A run of records

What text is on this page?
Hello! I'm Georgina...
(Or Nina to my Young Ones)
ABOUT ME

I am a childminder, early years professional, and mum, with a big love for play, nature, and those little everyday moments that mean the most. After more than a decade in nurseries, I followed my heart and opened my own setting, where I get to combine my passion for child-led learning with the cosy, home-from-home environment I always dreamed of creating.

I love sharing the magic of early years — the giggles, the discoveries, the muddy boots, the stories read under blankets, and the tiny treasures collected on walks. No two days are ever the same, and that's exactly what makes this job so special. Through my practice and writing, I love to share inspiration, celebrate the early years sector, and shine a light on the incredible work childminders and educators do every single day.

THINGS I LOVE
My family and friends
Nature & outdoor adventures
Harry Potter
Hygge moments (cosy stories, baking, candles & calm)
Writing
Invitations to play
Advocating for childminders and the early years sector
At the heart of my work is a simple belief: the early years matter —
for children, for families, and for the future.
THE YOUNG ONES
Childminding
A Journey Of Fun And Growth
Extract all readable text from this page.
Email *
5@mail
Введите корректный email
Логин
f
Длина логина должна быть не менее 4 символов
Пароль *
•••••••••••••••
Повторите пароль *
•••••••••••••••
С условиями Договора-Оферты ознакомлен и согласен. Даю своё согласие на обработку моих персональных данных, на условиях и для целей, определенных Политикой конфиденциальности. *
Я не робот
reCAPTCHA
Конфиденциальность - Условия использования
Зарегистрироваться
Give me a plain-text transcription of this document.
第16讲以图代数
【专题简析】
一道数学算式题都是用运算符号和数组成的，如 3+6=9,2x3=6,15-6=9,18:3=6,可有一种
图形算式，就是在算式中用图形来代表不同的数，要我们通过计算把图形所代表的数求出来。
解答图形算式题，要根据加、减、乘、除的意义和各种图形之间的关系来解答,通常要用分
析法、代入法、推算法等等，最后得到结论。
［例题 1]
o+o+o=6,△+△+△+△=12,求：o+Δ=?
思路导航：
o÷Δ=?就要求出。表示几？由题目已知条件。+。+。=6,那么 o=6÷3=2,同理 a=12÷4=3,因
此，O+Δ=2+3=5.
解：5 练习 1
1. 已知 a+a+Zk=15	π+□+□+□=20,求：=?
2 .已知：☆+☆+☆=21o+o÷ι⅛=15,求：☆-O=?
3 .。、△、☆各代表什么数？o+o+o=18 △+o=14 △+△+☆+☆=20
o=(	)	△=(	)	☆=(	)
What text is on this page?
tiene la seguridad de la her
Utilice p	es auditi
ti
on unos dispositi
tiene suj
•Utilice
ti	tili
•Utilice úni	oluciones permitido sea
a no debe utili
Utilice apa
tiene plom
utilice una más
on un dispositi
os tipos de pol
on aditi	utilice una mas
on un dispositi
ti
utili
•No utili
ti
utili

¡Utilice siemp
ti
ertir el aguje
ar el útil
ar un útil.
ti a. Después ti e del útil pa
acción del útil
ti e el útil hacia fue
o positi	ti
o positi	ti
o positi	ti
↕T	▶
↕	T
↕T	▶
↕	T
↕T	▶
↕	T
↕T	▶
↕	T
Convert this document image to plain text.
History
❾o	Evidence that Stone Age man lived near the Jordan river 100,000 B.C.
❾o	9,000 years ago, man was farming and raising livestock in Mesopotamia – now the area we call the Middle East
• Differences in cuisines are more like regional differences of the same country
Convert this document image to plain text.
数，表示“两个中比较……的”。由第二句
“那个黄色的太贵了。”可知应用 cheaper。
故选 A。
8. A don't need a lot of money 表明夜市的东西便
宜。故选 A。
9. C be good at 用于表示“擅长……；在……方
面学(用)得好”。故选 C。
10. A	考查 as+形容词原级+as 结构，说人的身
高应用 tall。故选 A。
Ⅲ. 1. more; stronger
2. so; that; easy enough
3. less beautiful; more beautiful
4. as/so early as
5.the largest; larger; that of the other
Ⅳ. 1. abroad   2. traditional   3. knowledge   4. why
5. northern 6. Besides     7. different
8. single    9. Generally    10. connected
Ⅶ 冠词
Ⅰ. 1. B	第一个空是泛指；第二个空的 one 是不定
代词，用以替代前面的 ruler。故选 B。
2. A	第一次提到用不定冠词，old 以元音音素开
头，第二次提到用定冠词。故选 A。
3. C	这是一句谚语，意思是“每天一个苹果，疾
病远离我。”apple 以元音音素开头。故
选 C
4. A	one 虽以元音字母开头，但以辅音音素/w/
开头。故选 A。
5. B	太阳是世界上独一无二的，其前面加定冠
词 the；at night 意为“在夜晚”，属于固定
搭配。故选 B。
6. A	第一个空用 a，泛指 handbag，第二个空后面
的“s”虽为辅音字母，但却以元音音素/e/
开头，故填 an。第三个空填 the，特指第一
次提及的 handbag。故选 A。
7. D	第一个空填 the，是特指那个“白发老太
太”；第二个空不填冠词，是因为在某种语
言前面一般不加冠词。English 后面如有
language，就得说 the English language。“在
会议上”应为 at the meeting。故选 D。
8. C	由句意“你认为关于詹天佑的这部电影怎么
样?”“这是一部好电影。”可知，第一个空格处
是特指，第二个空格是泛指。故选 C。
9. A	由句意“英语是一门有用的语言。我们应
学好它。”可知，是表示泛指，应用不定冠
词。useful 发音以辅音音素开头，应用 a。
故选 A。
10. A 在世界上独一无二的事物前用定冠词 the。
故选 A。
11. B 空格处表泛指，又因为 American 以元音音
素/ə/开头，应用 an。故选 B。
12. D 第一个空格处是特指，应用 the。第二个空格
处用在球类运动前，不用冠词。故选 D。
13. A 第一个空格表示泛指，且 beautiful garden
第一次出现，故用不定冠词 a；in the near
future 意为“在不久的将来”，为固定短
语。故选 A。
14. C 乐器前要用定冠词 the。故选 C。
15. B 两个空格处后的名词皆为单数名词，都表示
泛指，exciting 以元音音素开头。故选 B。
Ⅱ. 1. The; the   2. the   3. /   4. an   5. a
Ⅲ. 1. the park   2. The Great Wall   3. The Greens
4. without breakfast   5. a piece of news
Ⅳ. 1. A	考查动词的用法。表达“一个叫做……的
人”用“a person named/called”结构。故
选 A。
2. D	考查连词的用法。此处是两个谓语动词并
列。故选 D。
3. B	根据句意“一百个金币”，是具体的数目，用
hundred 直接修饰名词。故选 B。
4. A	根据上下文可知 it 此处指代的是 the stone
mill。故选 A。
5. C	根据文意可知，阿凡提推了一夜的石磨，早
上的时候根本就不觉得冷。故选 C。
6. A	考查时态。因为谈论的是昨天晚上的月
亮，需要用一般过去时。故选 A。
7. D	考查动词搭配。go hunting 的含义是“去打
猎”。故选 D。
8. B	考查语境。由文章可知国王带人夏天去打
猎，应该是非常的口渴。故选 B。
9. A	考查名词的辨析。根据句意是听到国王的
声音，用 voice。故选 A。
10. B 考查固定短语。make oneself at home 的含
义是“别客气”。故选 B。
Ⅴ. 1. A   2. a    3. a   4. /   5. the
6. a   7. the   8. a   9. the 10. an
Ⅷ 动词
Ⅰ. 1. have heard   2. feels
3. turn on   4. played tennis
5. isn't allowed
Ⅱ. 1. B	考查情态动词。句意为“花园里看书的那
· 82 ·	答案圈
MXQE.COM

Exercise description: Identify the lines of the entries containing the string "childminders". Copy each such line.

Output for this exercise:
I love sharing the magic of early years — the giggles, the discoveries, the muddy boots, the stories read under blankets, and the tiny treasures collected on walks. No two days are ever the same, and that's exactly what makes this job so special. Through my practice and writing, I love to share inspiration, celebrate the early years sector, and shine a light on the incredible work childminders and educators do every single day.
Advocating for childminders and the early years sector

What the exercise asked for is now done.